(DIRECTIONS FOR THIS TASK): Copy each line below in which the string "Skirt" occurs.

+++++

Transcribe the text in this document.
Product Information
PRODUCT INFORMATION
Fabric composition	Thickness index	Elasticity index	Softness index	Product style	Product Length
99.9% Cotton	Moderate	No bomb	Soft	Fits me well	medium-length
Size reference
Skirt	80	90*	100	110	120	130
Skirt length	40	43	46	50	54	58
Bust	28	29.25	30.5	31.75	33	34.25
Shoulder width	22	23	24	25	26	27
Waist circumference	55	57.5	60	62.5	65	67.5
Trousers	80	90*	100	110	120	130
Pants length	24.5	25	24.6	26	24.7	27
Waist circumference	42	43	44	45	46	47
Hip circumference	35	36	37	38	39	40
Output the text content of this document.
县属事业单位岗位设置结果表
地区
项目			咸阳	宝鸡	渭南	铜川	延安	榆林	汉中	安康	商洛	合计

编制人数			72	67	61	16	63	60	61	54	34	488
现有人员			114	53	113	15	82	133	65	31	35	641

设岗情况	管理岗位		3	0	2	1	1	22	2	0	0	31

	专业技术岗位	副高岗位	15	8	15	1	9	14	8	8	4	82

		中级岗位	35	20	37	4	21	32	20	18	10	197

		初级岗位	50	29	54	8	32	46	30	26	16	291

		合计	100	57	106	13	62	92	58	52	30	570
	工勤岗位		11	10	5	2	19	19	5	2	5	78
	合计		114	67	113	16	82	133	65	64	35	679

+++++

(FINISHED ANSWER):
Skirt	80	90*	100	110	120	130
Skirt length	40	43	46	50	54	58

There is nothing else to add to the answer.